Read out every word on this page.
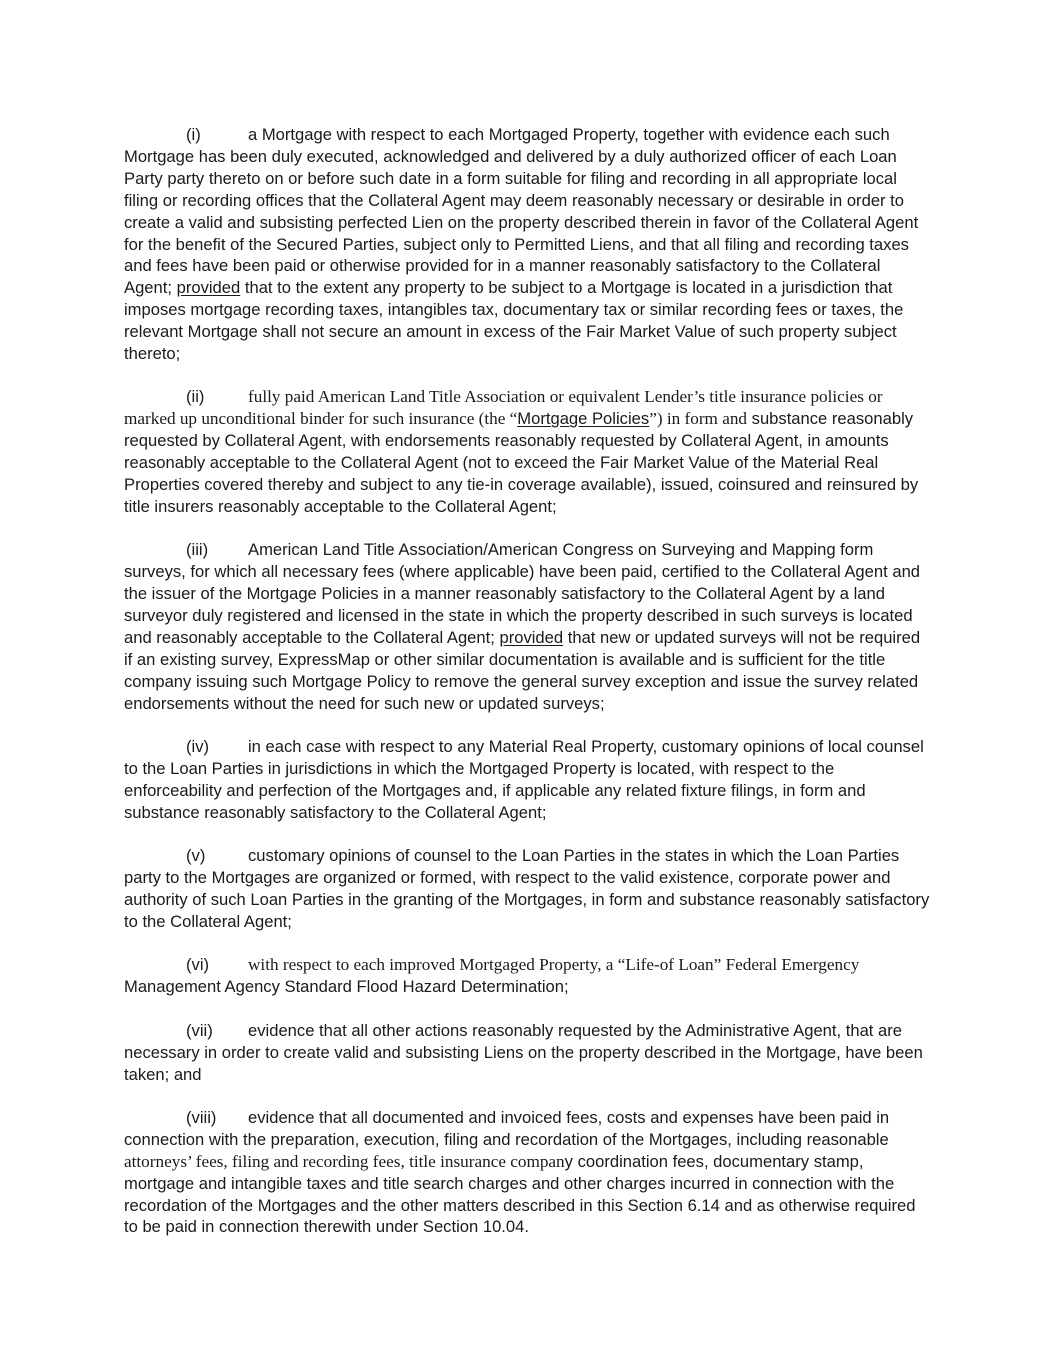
(i)	a Mortgage with respect to each Mortgaged Property, together with evidence each such Mortgage has been duly executed, acknowledged and delivered by a duly authorized officer of each Loan Party party thereto on or before such date in a form suitable for filing and recording in all appropriate local filing or recording offices that the Collateral Agent may deem reasonably necessary or desirable in order to create a valid and subsisting perfected Lien on the property described therein in favor of the Collateral Agent for the benefit of the Secured Parties, subject only to Permitted Liens, and that all filing and recording taxes and fees have been paid or otherwise provided for in a manner reasonably satisfactory to the Collateral Agent; provided that to the extent any property to be subject to a Mortgage is located in a jurisdiction that imposes mortgage recording taxes, intangibles tax, documentary tax or similar recording fees or taxes, the relevant Mortgage shall not secure an amount in excess of the Fair Market Value of such property subject thereto;

(ii)	fully paid American Land Title Association or equivalent Lender’s title insurance policies or marked up unconditional binder for such insurance (the “Mortgage Policies”) in form and substance reasonably requested by Collateral Agent, with endorsements reasonably requested by Collateral Agent, in amounts reasonably acceptable to the Collateral Agent (not to exceed the Fair Market Value of the Material Real Properties covered thereby and subject to any tie-in coverage available), issued, coinsured and reinsured by title insurers reasonably acceptable to the Collateral Agent;

(iii) American Land Title Association/American Congress on Surveying and Mapping form surveys, for which all necessary fees (where applicable) have been paid, certified to the Collateral Agent and the issuer of the Mortgage Policies in a manner reasonably satisfactory to the Collateral Agent by a land surveyor duly registered and licensed in the state in which the property described in such surveys is located and reasonably acceptable to the Collateral Agent; provided that new or updated surveys will not be required if an existing survey, ExpressMap or other similar documentation is available and is sufficient for the title company issuing such Mortgage Policy to remove the general survey exception and issue the survey related endorsements without the need for such new or updated surveys;

(iv) in each case with respect to any Material Real Property, customary opinions of local counsel to the Loan Parties in jurisdictions in which the Mortgaged Property is located, with respect to the enforceability and perfection of the Mortgages and, if applicable any related fixture filings, in form and substance reasonably satisfactory to the Collateral Agent;

(v)	customary opinions of counsel to the Loan Parties in the states in which the Loan Parties party to the Mortgages are organized or formed, with respect to the valid existence, corporate power and authority of such Loan Parties in the granting of the Mortgages, in form and substance reasonably satisfactory to the Collateral Agent;

(vi) with respect to each improved Mortgaged Property, a “Life-of Loan” Federal Emergency Management Agency Standard Flood Hazard Determination;

(vii) evidence that all other actions reasonably requested by the Administrative Agent, that are necessary in order to create valid and subsisting Liens on the property described in the Mortgage, have been taken; and

(viii) evidence that all documented and invoiced fees, costs and expenses have been paid in connection with the preparation, execution, filing and recordation of the Mortgages, including reasonable attorneys’ fees, filing and recording fees, title insurance company coordination fees, documentary stamp, mortgage and intangible taxes and title search charges and other charges incurred in connection with the recordation of the Mortgages and the other matters described in this Section 6.14 and as otherwise required to be paid in connection therewith under Section 10.04.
--------------------------------------------------
## WORK REQUIRED
Every record above should come back exactly, but without its pictures.

## EXERCISE SOLUTION
Read out every word on this page.
(i)	a Mortgage with respect to each Mortgaged Property, together with evidence each such Mortgage has been duly executed, acknowledged and delivered by a duly authorized officer of each Loan Party party thereto on or before such date in a form suitable for filing and recording in all appropriate local filing or recording offices that the Collateral Agent may deem reasonably necessary or desirable in order to create a valid and subsisting perfected Lien on the property described therein in favor of the Collateral Agent for the benefit of the Secured Parties, subject only to Permitted Liens, and that all filing and recording taxes and fees have been paid or otherwise provided for in a manner reasonably satisfactory to the Collateral Agent; provided that to the extent any property to be subject to a Mortgage is located in a jurisdiction that imposes mortgage recording taxes, intangibles tax, documentary tax or similar recording fees or taxes, the relevant Mortgage shall not secure an amount in excess of the Fair Market Value of such property subject thereto;

(ii)	fully paid American Land Title Association or equivalent Lender’s title insurance policies or marked up unconditional binder for such insurance (the “Mortgage Policies”) in form and substance reasonably requested by Collateral Agent, with endorsements reasonably requested by Collateral Agent, in amounts reasonably acceptable to the Collateral Agent (not to exceed the Fair Market Value of the Material Real Properties covered thereby and subject to any tie-in coverage available), issued, coinsured and reinsured by title insurers reasonably acceptable to the Collateral Agent;

(iii) American Land Title Association/American Congress on Surveying and Mapping form surveys, for which all necessary fees (where applicable) have been paid, certified to the Collateral Agent and the issuer of the Mortgage Policies in a manner reasonably satisfactory to the Collateral Agent by a land surveyor duly registered and licensed in the state in which the property described in such surveys is located and reasonably acceptable to the Collateral Agent; provided that new or updated surveys will not be required if an existing survey, ExpressMap or other similar documentation is available and is sufficient for the title company issuing such Mortgage Policy to remove the general survey exception and issue the survey related endorsements without the need for such new or updated surveys;

(iv) in each case with respect to any Material Real Property, customary opinions of local counsel to the Loan Parties in jurisdictions in which the Mortgaged Property is located, with respect to the enforceability and perfection of the Mortgages and, if applicable any related fixture filings, in form and substance reasonably satisfactory to the Collateral Agent;

(v)	customary opinions of counsel to the Loan Parties in the states in which the Loan Parties party to the Mortgages are organized or formed, with respect to the valid existence, corporate power and authority of such Loan Parties in the granting of the Mortgages, in form and substance reasonably satisfactory to the Collateral Agent;

(vi) with respect to each improved Mortgaged Property, a “Life-of Loan” Federal Emergency Management Agency Standard Flood Hazard Determination;

(vii) evidence that all other actions reasonably requested by the Administrative Agent, that are necessary in order to create valid and subsisting Liens on the property described in the Mortgage, have been taken; and

(viii) evidence that all documented and invoiced fees, costs and expenses have been paid in connection with the preparation, execution, filing and recordation of the Mortgages, including reasonable attorneys’ fees, filing and recording fees, title insurance company coordination fees, documentary stamp, mortgage and intangible taxes and title search charges and other charges incurred in connection with the recordation of the Mortgages and the other matters described in this Section 6.14 and as otherwise required to be paid in connection therewith under Section 10.04.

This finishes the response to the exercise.